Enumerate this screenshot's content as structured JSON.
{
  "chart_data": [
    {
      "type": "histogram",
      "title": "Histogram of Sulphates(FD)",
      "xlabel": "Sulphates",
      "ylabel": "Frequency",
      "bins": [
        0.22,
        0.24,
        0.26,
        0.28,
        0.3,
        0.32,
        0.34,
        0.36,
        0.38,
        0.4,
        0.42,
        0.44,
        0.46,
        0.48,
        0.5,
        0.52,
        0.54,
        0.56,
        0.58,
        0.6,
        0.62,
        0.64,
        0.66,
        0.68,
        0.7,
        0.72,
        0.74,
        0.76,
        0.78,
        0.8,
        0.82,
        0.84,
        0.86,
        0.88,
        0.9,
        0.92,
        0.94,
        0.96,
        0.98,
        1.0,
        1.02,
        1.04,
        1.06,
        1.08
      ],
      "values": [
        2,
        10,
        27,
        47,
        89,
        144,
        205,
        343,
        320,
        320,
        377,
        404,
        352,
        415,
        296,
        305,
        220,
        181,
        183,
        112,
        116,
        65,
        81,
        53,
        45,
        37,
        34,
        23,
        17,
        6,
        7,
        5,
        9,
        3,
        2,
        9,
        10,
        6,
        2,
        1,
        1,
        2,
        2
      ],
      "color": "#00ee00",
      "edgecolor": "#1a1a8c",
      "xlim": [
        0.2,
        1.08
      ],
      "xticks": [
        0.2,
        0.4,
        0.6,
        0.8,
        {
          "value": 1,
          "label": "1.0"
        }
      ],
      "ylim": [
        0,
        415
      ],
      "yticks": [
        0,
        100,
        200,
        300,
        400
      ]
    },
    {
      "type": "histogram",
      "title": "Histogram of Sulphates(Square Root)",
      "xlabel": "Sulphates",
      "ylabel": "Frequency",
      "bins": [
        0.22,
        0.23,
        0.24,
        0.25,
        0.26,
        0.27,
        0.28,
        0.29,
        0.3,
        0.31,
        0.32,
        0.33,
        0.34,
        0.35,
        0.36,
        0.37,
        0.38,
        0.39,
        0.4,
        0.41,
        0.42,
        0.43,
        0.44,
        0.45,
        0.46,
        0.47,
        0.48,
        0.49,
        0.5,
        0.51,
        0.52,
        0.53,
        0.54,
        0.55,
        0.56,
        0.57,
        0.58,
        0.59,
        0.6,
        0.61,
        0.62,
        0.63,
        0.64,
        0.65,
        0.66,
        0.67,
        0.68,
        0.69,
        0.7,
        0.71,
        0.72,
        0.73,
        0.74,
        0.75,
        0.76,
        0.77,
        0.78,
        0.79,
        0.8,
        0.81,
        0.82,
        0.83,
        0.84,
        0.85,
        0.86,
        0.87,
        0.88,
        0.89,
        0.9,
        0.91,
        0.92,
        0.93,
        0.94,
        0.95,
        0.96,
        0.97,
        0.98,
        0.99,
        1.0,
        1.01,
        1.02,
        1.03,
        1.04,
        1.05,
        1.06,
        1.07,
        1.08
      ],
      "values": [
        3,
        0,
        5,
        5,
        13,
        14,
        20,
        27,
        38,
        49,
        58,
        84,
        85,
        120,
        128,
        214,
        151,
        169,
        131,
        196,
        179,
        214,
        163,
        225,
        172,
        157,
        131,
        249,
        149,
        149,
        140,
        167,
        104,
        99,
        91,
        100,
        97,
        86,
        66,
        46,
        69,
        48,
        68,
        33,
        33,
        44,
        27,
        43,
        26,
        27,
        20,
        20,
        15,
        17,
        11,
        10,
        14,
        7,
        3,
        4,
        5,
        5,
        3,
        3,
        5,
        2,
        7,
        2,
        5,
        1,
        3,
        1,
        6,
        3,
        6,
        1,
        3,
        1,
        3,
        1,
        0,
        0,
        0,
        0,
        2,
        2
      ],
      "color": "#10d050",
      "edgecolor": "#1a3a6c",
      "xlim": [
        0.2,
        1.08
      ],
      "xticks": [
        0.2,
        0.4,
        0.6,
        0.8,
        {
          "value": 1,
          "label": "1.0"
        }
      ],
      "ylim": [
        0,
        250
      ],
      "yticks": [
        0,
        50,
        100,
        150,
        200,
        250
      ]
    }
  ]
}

· · · · · · ·

Pick out the lines that include the word "edgecolor" and write them out.

• **Correct response**:
      "edgecolor": "#1a1a8c",
      "edgecolor": "#1a3a6c",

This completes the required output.